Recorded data
** Begin **

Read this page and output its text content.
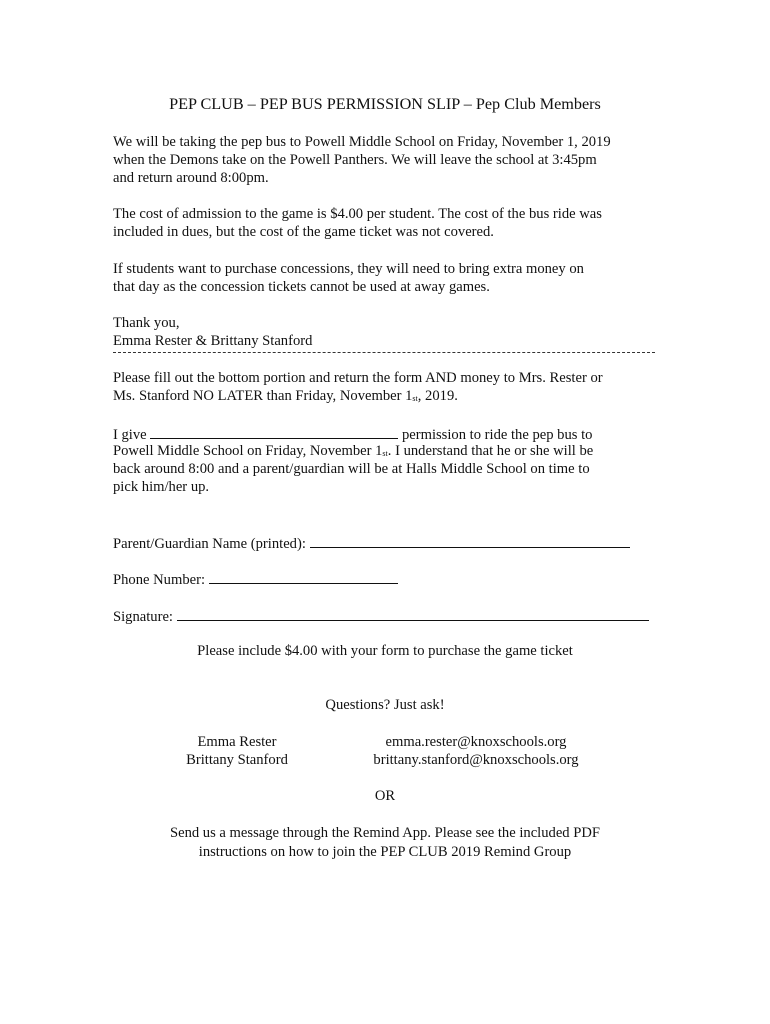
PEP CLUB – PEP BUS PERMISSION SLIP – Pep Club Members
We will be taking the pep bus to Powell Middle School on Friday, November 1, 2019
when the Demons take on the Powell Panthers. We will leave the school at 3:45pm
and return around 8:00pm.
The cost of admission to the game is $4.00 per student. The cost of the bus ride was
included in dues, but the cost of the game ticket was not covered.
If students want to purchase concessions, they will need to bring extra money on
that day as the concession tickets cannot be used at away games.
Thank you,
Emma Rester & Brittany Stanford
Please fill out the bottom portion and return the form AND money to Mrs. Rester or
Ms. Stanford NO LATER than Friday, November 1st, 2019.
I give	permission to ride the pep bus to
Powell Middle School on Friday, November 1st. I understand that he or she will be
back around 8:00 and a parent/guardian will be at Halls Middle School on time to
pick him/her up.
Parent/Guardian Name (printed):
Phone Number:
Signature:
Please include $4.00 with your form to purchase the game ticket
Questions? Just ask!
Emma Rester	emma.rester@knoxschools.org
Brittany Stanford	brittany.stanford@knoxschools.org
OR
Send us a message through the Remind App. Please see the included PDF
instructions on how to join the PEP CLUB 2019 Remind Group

** End **
** Begin **

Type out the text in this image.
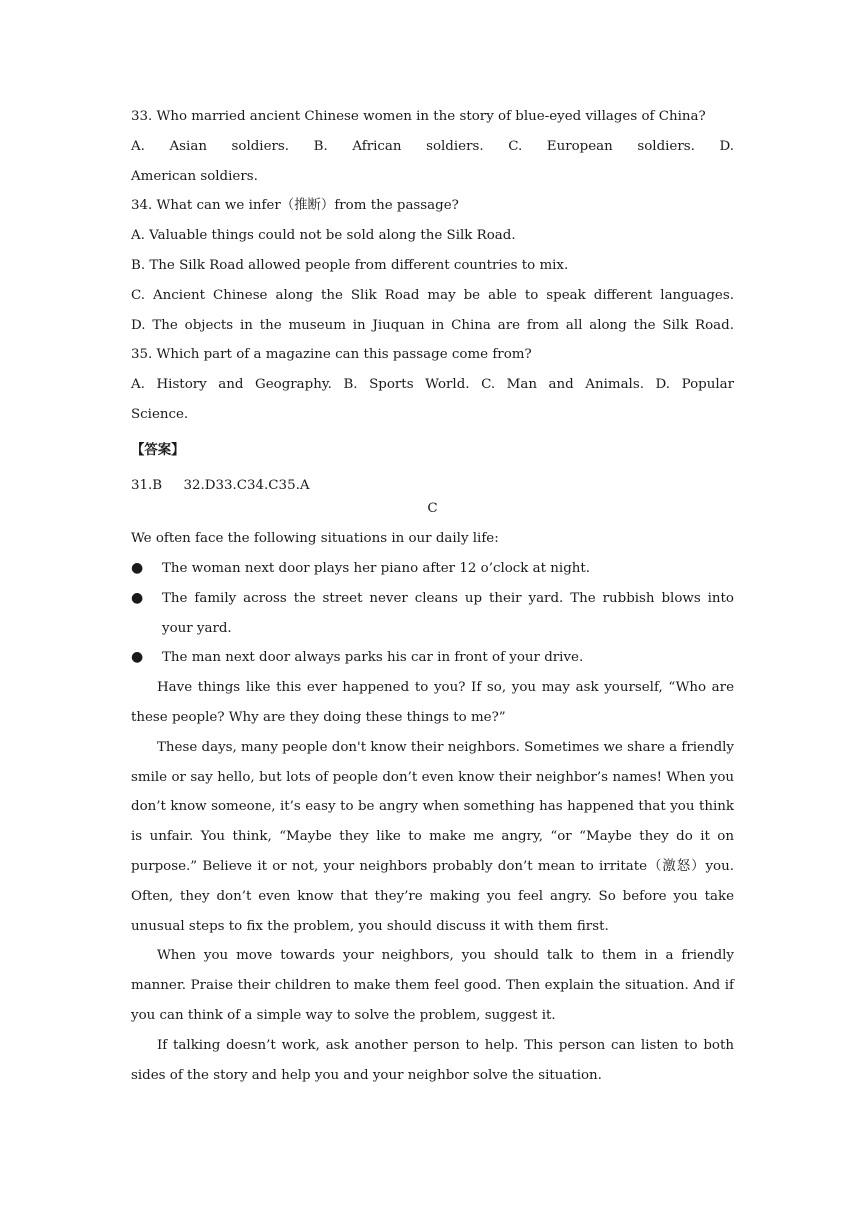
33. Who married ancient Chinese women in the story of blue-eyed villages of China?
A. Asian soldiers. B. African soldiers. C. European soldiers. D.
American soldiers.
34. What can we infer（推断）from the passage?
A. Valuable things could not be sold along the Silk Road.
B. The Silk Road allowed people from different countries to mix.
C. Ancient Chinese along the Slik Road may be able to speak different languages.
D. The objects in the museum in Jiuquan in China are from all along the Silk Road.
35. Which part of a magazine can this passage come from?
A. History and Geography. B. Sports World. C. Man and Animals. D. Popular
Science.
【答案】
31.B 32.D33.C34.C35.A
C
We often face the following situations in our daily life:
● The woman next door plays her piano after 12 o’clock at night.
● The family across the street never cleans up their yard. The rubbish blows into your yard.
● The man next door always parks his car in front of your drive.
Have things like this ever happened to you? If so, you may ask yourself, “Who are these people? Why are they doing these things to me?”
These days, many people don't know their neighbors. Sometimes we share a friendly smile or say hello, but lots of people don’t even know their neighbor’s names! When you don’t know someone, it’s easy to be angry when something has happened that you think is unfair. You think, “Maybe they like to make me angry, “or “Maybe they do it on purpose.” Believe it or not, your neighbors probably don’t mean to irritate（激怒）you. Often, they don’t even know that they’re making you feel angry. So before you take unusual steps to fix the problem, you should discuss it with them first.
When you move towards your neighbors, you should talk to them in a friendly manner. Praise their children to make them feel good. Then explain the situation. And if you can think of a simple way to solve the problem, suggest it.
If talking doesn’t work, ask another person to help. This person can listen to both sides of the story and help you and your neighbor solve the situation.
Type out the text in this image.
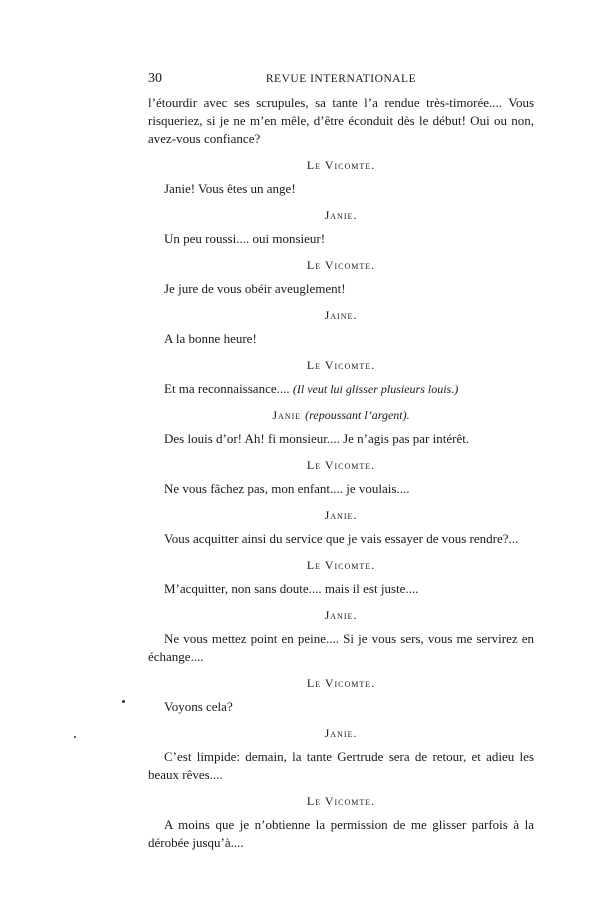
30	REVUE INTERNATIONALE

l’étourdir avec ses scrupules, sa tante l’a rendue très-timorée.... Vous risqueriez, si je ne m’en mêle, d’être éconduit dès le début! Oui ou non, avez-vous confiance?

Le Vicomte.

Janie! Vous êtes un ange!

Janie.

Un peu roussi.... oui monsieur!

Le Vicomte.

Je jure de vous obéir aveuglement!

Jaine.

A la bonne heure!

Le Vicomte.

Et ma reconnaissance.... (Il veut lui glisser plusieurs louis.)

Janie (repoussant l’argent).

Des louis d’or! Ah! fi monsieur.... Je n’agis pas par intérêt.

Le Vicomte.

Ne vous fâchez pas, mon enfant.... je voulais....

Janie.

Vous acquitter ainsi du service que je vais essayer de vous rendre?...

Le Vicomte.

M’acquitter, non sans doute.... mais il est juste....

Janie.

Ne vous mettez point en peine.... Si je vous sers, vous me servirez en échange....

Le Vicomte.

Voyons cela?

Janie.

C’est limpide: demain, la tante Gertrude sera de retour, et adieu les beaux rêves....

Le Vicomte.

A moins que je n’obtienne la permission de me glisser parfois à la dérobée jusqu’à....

** End **

Problem description
Only the number is wanted: how many lines in the data include the string "tante"?

Finished task
2